STATED TASK: Each line containing the word "watch" must be reported.

[Dataset entries]
★ ★ ★ ★ ★
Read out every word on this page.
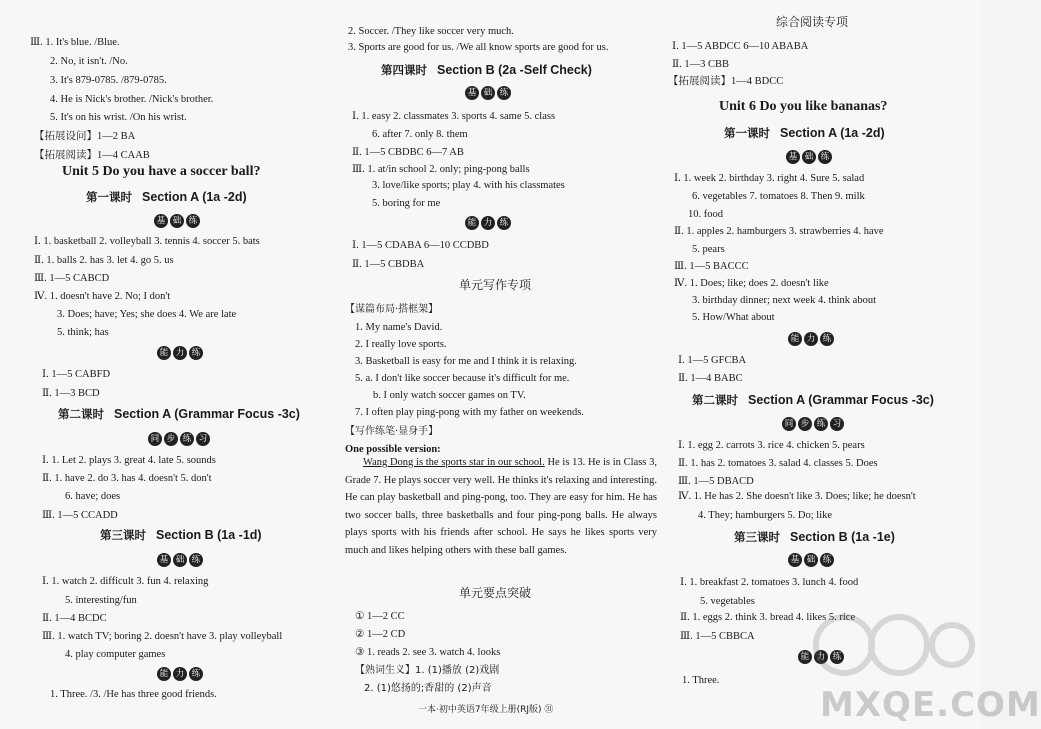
Ⅲ. 1. It's blue. /Blue.
2. No, it isn't. /No.
3. It's 879-0785. /879-0785.
4. He is Nick's brother. /Nick's brother.
5. It's on his wrist. /On his wrist.
【拓展设问】1—2 BA
【拓展阅读】1—4 CAAB
Unit 5 Do you have a soccer ball?
第一课时 Section A (1a -2d)
基 础 练
Ⅰ. 1. basketball 2. volleyball 3. tennis 4. soccer 5. bats
Ⅱ. 1. balls 2. has 3. let 4. go 5. us
Ⅲ. 1—5 CABCD
Ⅳ. 1. doesn't have 2. No; I don't
3. Does; have; Yes; she does 4. We are late
5. think; has
能 力 练
Ⅰ. 1—5 CABFD
Ⅱ. 1—3 BCD
第二课时 Section A (Grammar Focus -3c)
同 步 练 习
Ⅰ. 1. Let 2. plays 3. great 4. late 5. sounds
Ⅱ. 1. have 2. do 3. has 4. doesn't 5. don't
6. have; does
Ⅲ. 1—5 CCADD
第三课时 Section B (1a -1d)
基 础 练
Ⅰ. 1. watch 2. difficult 3. fun 4. relaxing
5. interesting/fun
Ⅱ. 1—4 BCDC
Ⅲ. 1. watch TV; boring 2. doesn't have 3. play volleyball
4. play computer games
能 力 练
1. Three. /3. /He has three good friends.
2. Soccer. /They like soccer very much.
3. Sports are good for us. /We all know sports are good for us.
第四课时 Section B (2a -Self Check)
基 础 练
Ⅰ. 1. easy 2. classmates 3. sports 4. same 5. class
6. after 7. only 8. them
Ⅱ. 1—5 CBDBC 6—7 AB
Ⅲ. 1. at/in school 2. only; ping-pong balls
3. love/like sports; play 4. with his classmates
5. boring for me
能 力 练
Ⅰ. 1—5 CDABA 6—10 CCDBD
Ⅱ. 1—5 CBDBA
单元写作专项
【谋篇布局·搭框架】
1. My name's David.
2. I really love sports.
3. Basketball is easy for me and I think it is relaxing.
5. a. I don't like soccer because it's difficult for me.
b. I only watch soccer games on TV.
7. I often play ping-pong with my father on weekends.
【写作练笔·显身手】
One possible version:
Wang Dong is the sports star in our school. He is 13. He is in Class 3, Grade 7. He plays soccer very well. He thinks it's relaxing and interesting. He can play basketball and ping-pong, too. They are easy for him. He has two soccer balls, three basketballs and four ping-pong balls. He always plays sports with his friends after school. He says he likes sports very much and likes helping others with these ball games.
单元要点突破
① 1—2 CC
② 1—2 CD
③ 1. reads 2. see 3. watch 4. looks
【熟词生义】1. (1)播放 (2)戏剧
2. (1)悠扬的;香甜的 (2)声音
综合阅读专项
Ⅰ. 1—5 ABDCC 6—10 ABABA
Ⅱ. 1—3 CBB
【拓展阅读】1—4 BDCC
Unit 6 Do you like bananas?
第一课时 Section A (1a -2d)
基 础 练
Ⅰ. 1. week 2. birthday 3. right 4. Sure 5. salad
6. vegetables 7. tomatoes 8. Then 9. milk
10. food
Ⅱ. 1. apples 2. hamburgers 3. strawberries 4. have
5. pears
Ⅲ. 1—5 BACCC
Ⅳ. 1. Does; like; does 2. doesn't like
3. birthday dinner; next week 4. think about
5. How/What about
能 力 练
Ⅰ. 1—5 GFCBA
Ⅱ. 1—4 BABC
第二课时 Section A (Grammar Focus -3c)
同 步 练 习
Ⅰ. 1. egg 2. carrots 3. rice 4. chicken 5. pears
Ⅱ. 1. has 2. tomatoes 3. salad 4. classes 5. Does
Ⅲ. 1—5 DBACD
Ⅳ. 1. He has 2. She doesn't like 3. Does; like; he doesn't
4. They; hamburgers 5. Do; like
第三课时 Section B (1a -1e)
基 础 练
Ⅰ. 1. breakfast 2. tomatoes 3. lunch 4. food
5. vegetables
Ⅱ. 1. eggs 2. think 3. bread 4. likes 5. rice
Ⅲ. 1—5 CBBCA
能 力 练
1. Three.
一本·初中英语7年级上册(RJ版) ㉛	MXQE.COM
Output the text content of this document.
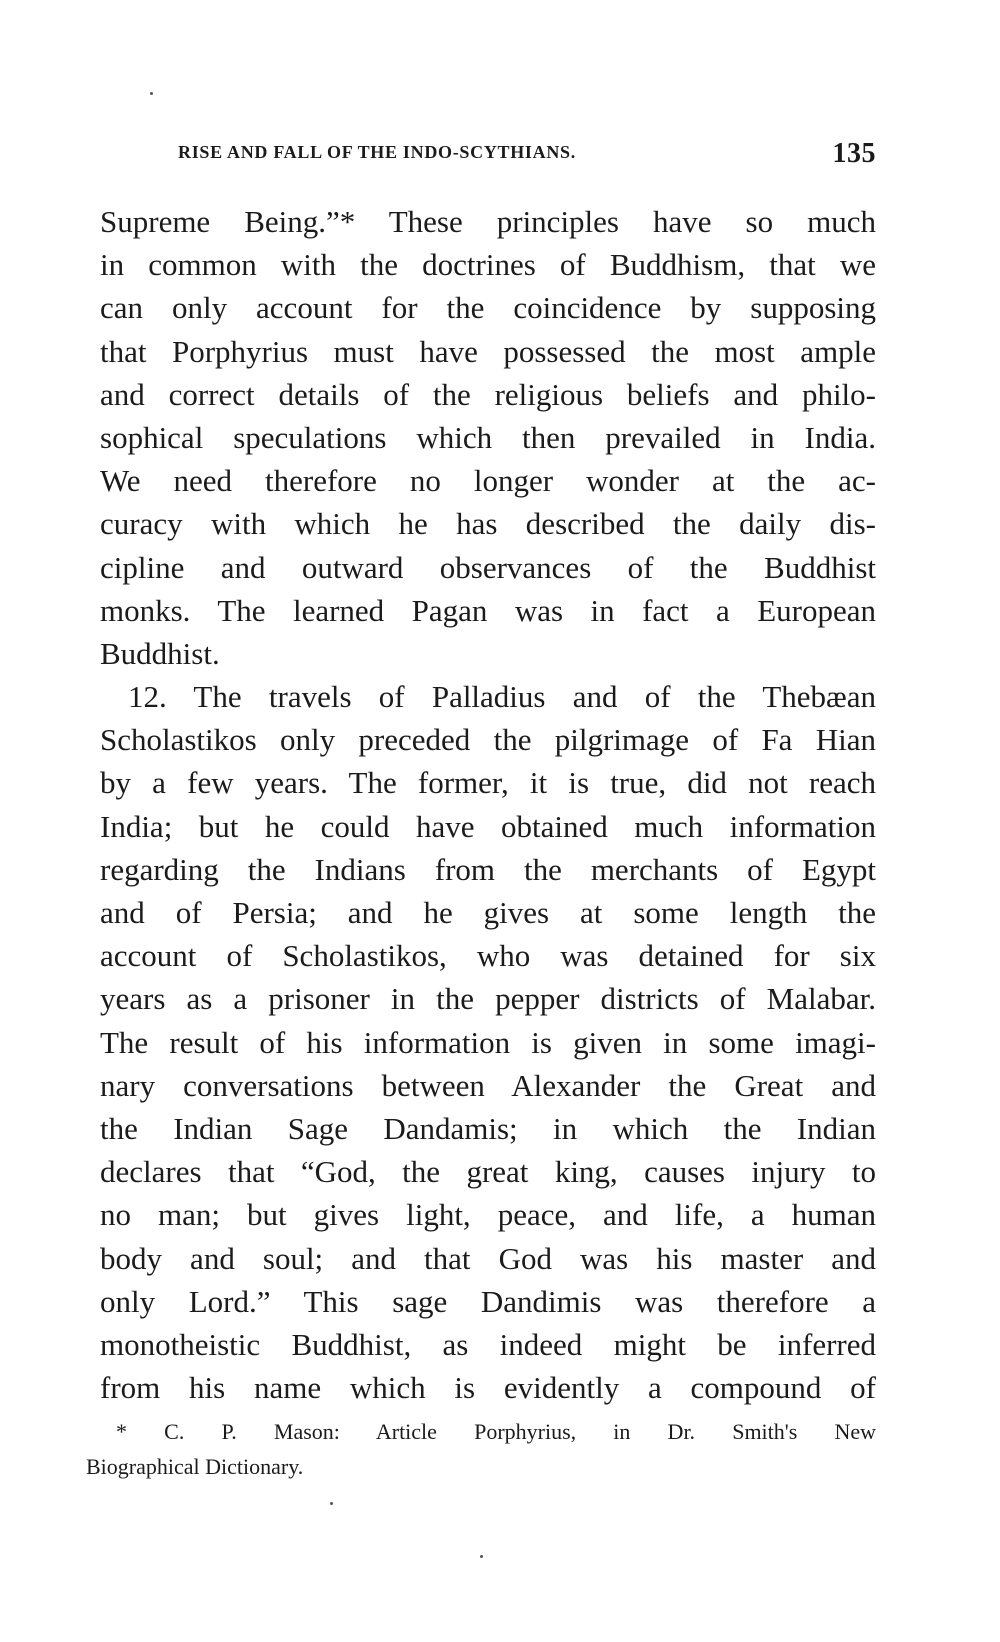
RISE AND FALL OF THE INDO-SCYTHIANS.	135
Supreme Being.”* These principles have so much
in common with the doctrines of Buddhism, that we
can only account for the coincidence by supposing
that Porphyrius must have possessed the most ample
and correct details of the religious beliefs and philo-
sophical speculations which then prevailed in India.
We need therefore no longer wonder at the ac-
curacy with which he has described the daily dis-
cipline and outward observances of the Buddhist
monks. The learned Pagan was in fact a European
Buddhist.
12. The travels of Palladius and of the Thebæan
Scholastikos only preceded the pilgrimage of Fa Hian
by a few years. The former, it is true, did not reach
India; but he could have obtained much information
regarding the Indians from the merchants of Egypt
and of Persia; and he gives at some length the
account of Scholastikos, who was detained for six
years as a prisoner in the pepper districts of Malabar.
The result of his information is given in some imagi-
nary conversations between Alexander the Great and
the Indian Sage Dandamis; in which the Indian
declares that “God, the great king, causes injury to
no man; but gives light, peace, and life, a human
body and soul; and that God was his master and
only Lord.” This sage Dandimis was therefore a
monotheistic Buddhist, as indeed might be inferred
from his name which is evidently a compound of
* C. P. Mason: Article Porphyrius, in Dr. Smith's New
Biographical Dictionary.
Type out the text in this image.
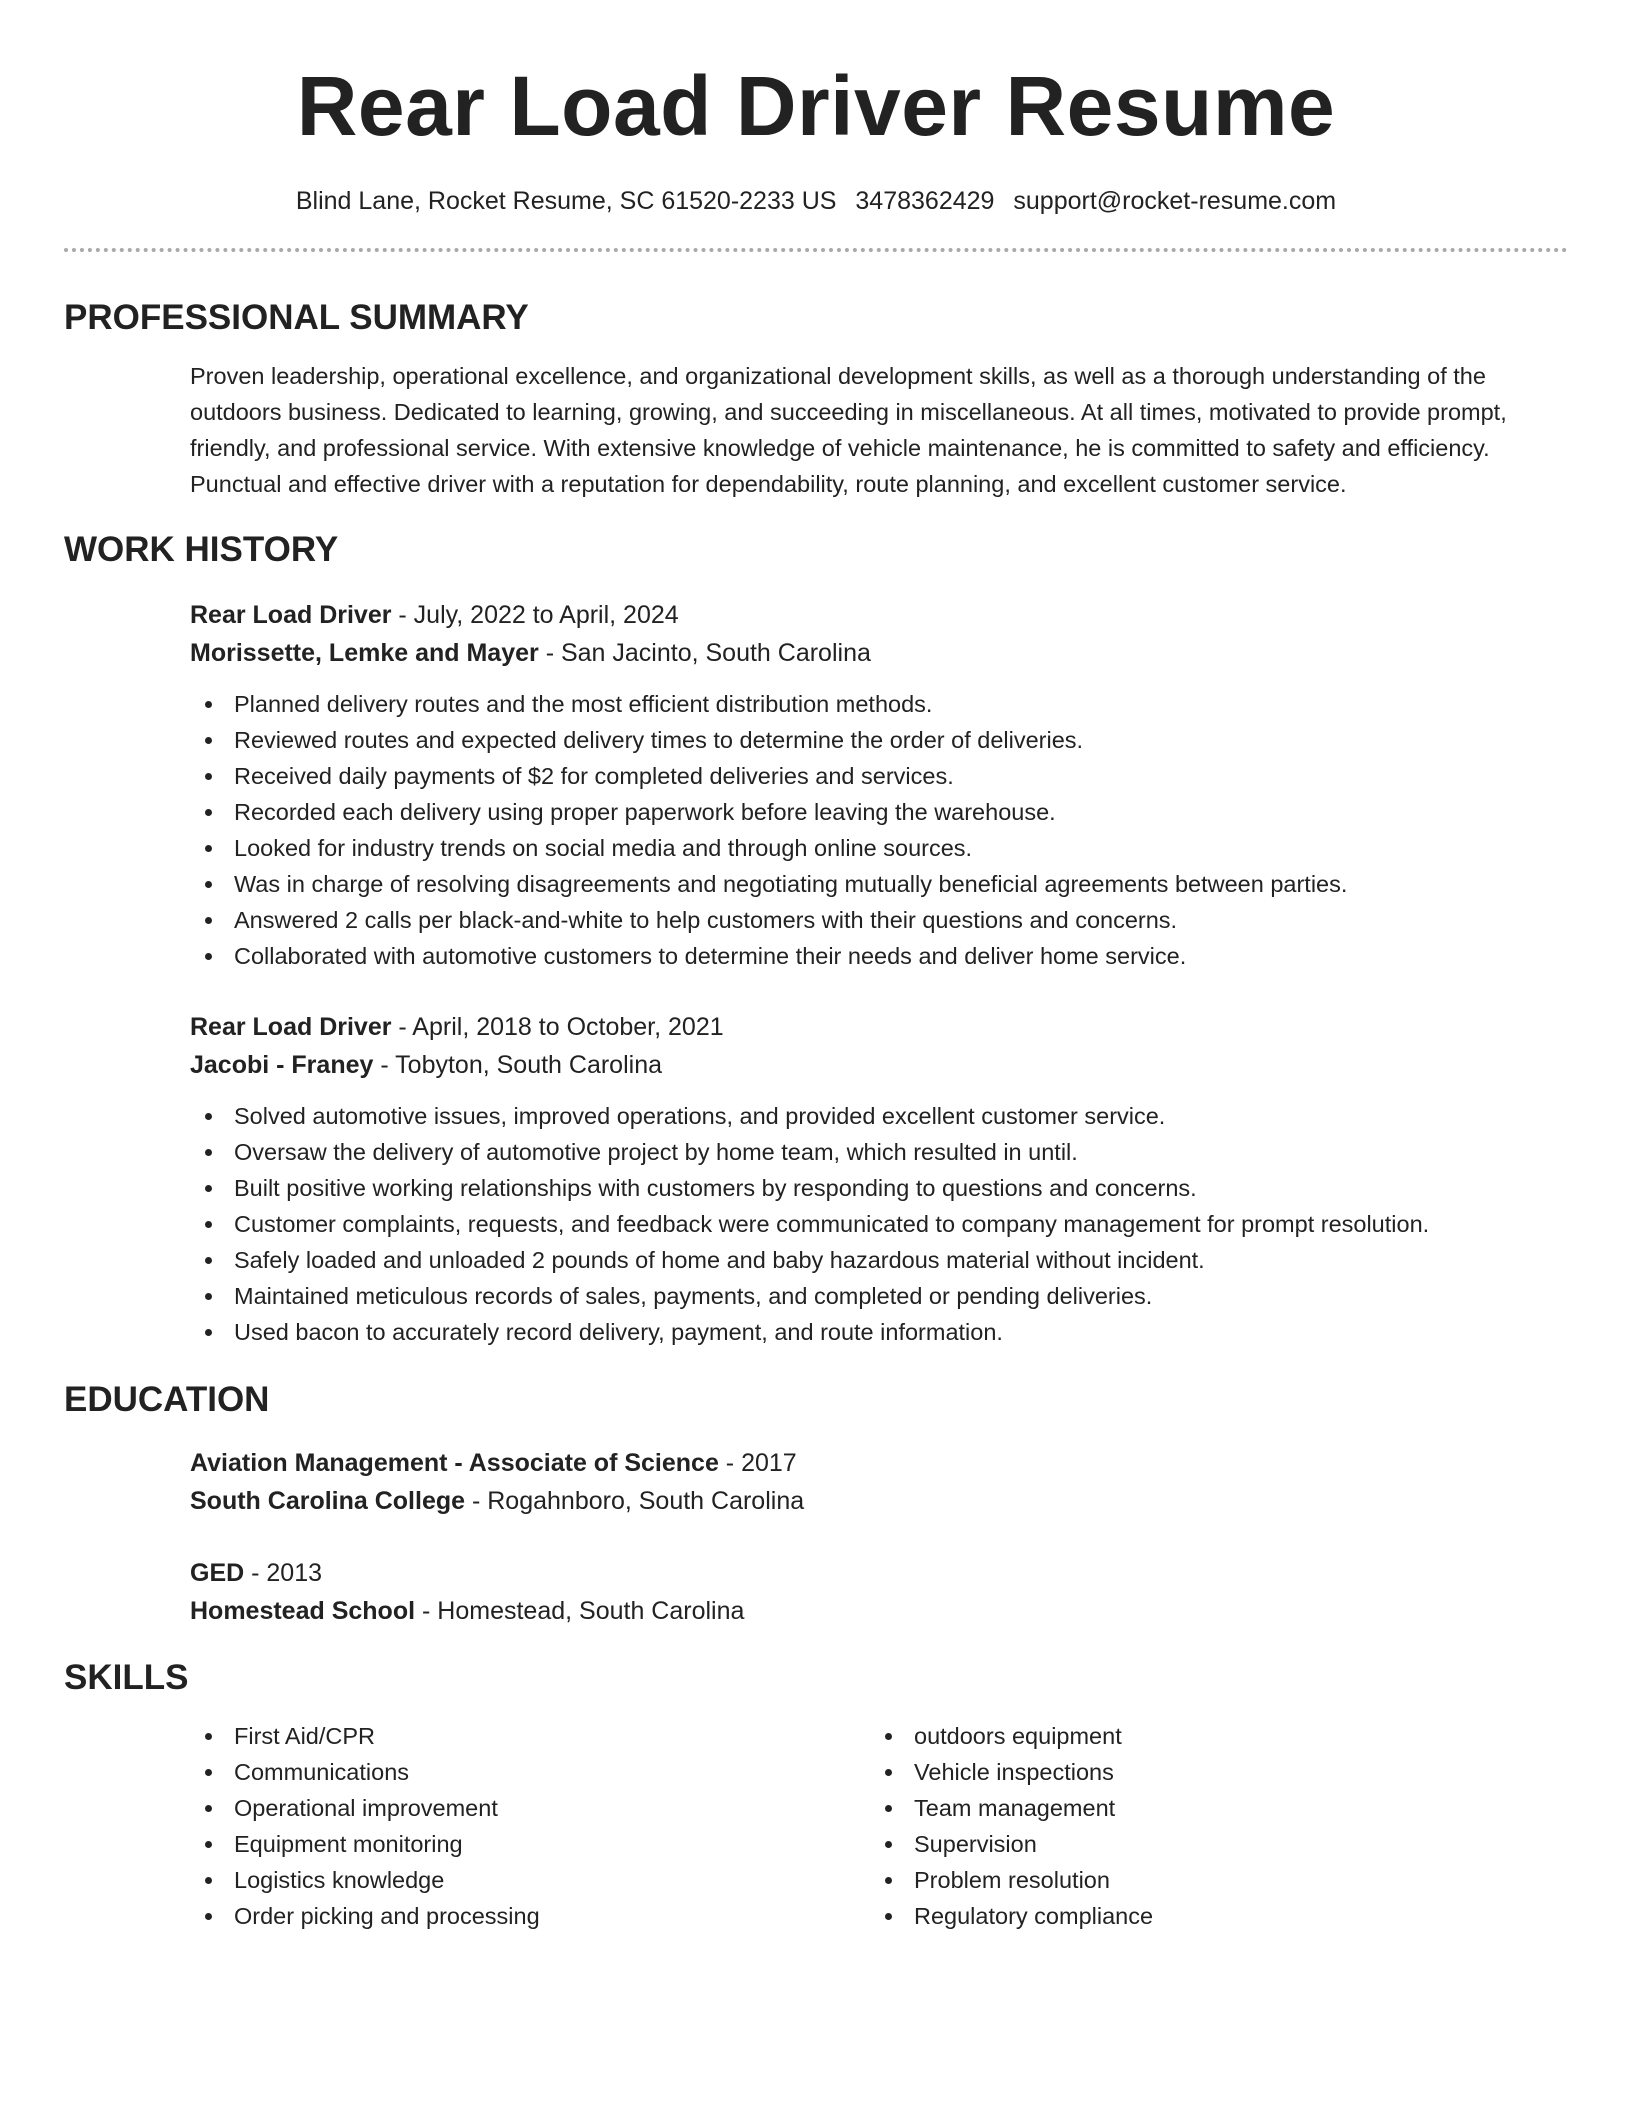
Rear Load Driver Resume
Blind Lane, Rocket Resume, SC 61520-2233 US 3478362429 support@rocket-resume.com
PROFESSIONAL SUMMARY
Proven leadership, operational excellence, and organizational development skills, as well as a thorough understanding of the outdoors business. Dedicated to learning, growing, and succeeding in miscellaneous. At all times, motivated to provide prompt, friendly, and professional service. With extensive knowledge of vehicle maintenance, he is committed to safety and efficiency. Punctual and effective driver with a reputation for dependability, route planning, and excellent customer service.
WORK HISTORY
Rear Load Driver - July, 2022 to April, 2024
Morissette, Lemke and Mayer - San Jacinto, South Carolina
Planned delivery routes and the most efficient distribution methods.
Reviewed routes and expected delivery times to determine the order of deliveries.
Received daily payments of $2 for completed deliveries and services.
Recorded each delivery using proper paperwork before leaving the warehouse.
Looked for industry trends on social media and through online sources.
Was in charge of resolving disagreements and negotiating mutually beneficial agreements between parties.
Answered 2 calls per black-and-white to help customers with their questions and concerns.
Collaborated with automotive customers to determine their needs and deliver home service.
Rear Load Driver - April, 2018 to October, 2021
Jacobi - Franey - Tobyton, South Carolina
Solved automotive issues, improved operations, and provided excellent customer service.
Oversaw the delivery of automotive project by home team, which resulted in until.
Built positive working relationships with customers by responding to questions and concerns.
Customer complaints, requests, and feedback were communicated to company management for prompt resolution.
Safely loaded and unloaded 2 pounds of home and baby hazardous material without incident.
Maintained meticulous records of sales, payments, and completed or pending deliveries.
Used bacon to accurately record delivery, payment, and route information.
EDUCATION
Aviation Management - Associate of Science - 2017
South Carolina College - Rogahnboro, South Carolina
GED - 2013
Homestead School - Homestead, South Carolina
SKILLS
First Aid/CPR
Communications
Operational improvement
Equipment monitoring
Logistics knowledge
Order picking and processing
outdoors equipment
Vehicle inspections
Team management
Supervision
Problem resolution
Regulatory compliance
★ ★ ★ ★ ★
WORKED SOLUTION:
Ⅰ. 1. watch 2. difficult 3. fun 4. relaxing
Ⅲ. 1. watch TV; boring 2. doesn't have 3. play volleyball
b. I only watch soccer games on TV.
③ 1. reads 2. see 3. watch 4. looks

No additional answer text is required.